**WHAT YOU SHOULD DO:** Leave the pictures out and print every record below exactly as it stands.

(Dataset items)

◆ ◆ ◆ ◆ ◆ ◆ ◆

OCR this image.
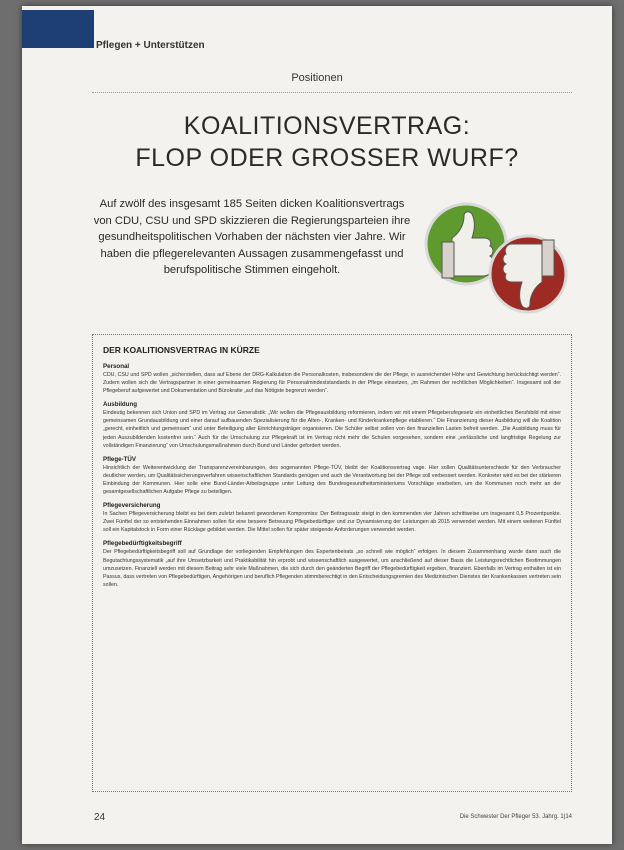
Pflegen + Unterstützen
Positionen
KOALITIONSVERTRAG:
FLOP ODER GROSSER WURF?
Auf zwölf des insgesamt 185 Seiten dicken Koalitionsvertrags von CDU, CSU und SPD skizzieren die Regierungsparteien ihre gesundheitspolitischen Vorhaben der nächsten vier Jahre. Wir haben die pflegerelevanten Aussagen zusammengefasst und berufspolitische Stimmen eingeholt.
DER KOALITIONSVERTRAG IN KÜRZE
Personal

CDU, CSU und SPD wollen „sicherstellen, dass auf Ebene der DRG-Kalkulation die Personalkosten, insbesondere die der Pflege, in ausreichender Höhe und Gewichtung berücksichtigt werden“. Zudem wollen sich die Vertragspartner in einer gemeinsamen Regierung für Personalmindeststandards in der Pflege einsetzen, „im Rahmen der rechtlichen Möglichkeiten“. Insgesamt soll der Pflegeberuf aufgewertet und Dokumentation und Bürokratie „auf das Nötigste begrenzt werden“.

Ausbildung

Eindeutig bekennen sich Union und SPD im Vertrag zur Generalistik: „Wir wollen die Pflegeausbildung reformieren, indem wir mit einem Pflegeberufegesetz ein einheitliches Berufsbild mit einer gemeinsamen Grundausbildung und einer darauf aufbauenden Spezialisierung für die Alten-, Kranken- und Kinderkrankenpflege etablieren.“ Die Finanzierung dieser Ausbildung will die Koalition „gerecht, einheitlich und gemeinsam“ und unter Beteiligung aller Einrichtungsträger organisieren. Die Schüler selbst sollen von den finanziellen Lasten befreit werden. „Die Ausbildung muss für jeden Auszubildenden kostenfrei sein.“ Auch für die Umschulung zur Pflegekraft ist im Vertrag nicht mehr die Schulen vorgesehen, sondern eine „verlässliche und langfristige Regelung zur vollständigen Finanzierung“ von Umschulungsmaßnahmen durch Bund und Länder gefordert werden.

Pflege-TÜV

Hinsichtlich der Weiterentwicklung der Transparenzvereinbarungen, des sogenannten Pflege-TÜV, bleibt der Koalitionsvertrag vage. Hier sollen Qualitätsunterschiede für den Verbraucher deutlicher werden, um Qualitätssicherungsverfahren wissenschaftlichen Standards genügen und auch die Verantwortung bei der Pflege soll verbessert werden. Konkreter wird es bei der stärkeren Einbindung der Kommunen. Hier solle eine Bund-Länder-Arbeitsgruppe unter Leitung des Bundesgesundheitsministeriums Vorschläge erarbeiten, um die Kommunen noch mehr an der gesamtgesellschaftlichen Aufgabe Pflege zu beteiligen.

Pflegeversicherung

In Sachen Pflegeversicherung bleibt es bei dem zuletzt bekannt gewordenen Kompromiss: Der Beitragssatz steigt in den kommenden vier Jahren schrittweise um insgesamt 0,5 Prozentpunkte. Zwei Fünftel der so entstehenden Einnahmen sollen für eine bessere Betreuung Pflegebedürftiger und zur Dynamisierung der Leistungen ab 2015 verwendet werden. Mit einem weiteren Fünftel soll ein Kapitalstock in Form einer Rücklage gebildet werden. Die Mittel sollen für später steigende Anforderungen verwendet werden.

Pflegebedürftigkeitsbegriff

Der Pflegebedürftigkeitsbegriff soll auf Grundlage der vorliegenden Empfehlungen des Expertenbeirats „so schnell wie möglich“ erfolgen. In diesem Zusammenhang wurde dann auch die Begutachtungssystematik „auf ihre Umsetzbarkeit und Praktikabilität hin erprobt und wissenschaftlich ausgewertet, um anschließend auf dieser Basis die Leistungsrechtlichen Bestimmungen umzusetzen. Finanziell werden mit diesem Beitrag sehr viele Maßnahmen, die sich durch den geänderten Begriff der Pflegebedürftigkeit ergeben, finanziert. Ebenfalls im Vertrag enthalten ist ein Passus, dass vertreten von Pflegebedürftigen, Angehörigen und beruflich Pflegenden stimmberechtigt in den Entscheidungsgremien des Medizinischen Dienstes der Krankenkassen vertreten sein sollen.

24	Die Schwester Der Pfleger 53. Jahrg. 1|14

◆ ◆ ◆ ◆ ◆ ◆ ◆

**SOLUTION FOR THIS TASK:**
OCR this image.
Pflegen + Unterstützen
Positionen
KOALITIONSVERTRAG:
FLOP ODER GROSSER WURF?
Auf zwölf des insgesamt 185 Seiten dicken Koalitionsvertrags von CDU, CSU und SPD skizzieren die Regierungsparteien ihre gesundheitspolitischen Vorhaben der nächsten vier Jahre. Wir haben die pflegerelevanten Aussagen zusammengefasst und berufspolitische Stimmen eingeholt.
DER KOALITIONSVERTRAG IN KÜRZE
Personal

CDU, CSU und SPD wollen „sicherstellen, dass auf Ebene der DRG-Kalkulation die Personalkosten, insbesondere die der Pflege, in ausreichender Höhe und Gewichtung berücksichtigt werden“. Zudem wollen sich die Vertragspartner in einer gemeinsamen Regierung für Personalmindeststandards in der Pflege einsetzen, „im Rahmen der rechtlichen Möglichkeiten“. Insgesamt soll der Pflegeberuf aufgewertet und Dokumentation und Bürokratie „auf das Nötigste begrenzt werden“.

Ausbildung

Eindeutig bekennen sich Union und SPD im Vertrag zur Generalistik: „Wir wollen die Pflegeausbildung reformieren, indem wir mit einem Pflegeberufegesetz ein einheitliches Berufsbild mit einer gemeinsamen Grundausbildung und einer darauf aufbauenden Spezialisierung für die Alten-, Kranken- und Kinderkrankenpflege etablieren.“ Die Finanzierung dieser Ausbildung will die Koalition „gerecht, einheitlich und gemeinsam“ und unter Beteiligung aller Einrichtungsträger organisieren. Die Schüler selbst sollen von den finanziellen Lasten befreit werden. „Die Ausbildung muss für jeden Auszubildenden kostenfrei sein.“ Auch für die Umschulung zur Pflegekraft ist im Vertrag nicht mehr die Schulen vorgesehen, sondern eine „verlässliche und langfristige Regelung zur vollständigen Finanzierung“ von Umschulungsmaßnahmen durch Bund und Länder gefordert werden.

Pflege-TÜV

Hinsichtlich der Weiterentwicklung der Transparenzvereinbarungen, des sogenannten Pflege-TÜV, bleibt der Koalitionsvertrag vage. Hier sollen Qualitätsunterschiede für den Verbraucher deutlicher werden, um Qualitätssicherungsverfahren wissenschaftlichen Standards genügen und auch die Verantwortung bei der Pflege soll verbessert werden. Konkreter wird es bei der stärkeren Einbindung der Kommunen. Hier solle eine Bund-Länder-Arbeitsgruppe unter Leitung des Bundesgesundheitsministeriums Vorschläge erarbeiten, um die Kommunen noch mehr an der gesamtgesellschaftlichen Aufgabe Pflege zu beteiligen.

Pflegeversicherung

In Sachen Pflegeversicherung bleibt es bei dem zuletzt bekannt gewordenen Kompromiss: Der Beitragssatz steigt in den kommenden vier Jahren schrittweise um insgesamt 0,5 Prozentpunkte. Zwei Fünftel der so entstehenden Einnahmen sollen für eine bessere Betreuung Pflegebedürftiger und zur Dynamisierung der Leistungen ab 2015 verwendet werden. Mit einem weiteren Fünftel soll ein Kapitalstock in Form einer Rücklage gebildet werden. Die Mittel sollen für später steigende Anforderungen verwendet werden.

Pflegebedürftigkeitsbegriff

Der Pflegebedürftigkeitsbegriff soll auf Grundlage der vorliegenden Empfehlungen des Expertenbeirats „so schnell wie möglich“ erfolgen. In diesem Zusammenhang wurde dann auch die Begutachtungssystematik „auf ihre Umsetzbarkeit und Praktikabilität hin erprobt und wissenschaftlich ausgewertet, um anschließend auf dieser Basis die Leistungsrechtlichen Bestimmungen umzusetzen. Finanziell werden mit diesem Beitrag sehr viele Maßnahmen, die sich durch den geänderten Begriff der Pflegebedürftigkeit ergeben, finanziert. Ebenfalls im Vertrag enthalten ist ein Passus, dass vertreten von Pflegebedürftigen, Angehörigen und beruflich Pflegenden stimmberechtigt in den Entscheidungsgremien des Medizinischen Dienstes der Krankenkassen vertreten sein sollen.

24	Die Schwester Der Pfleger 53. Jahrg. 1|14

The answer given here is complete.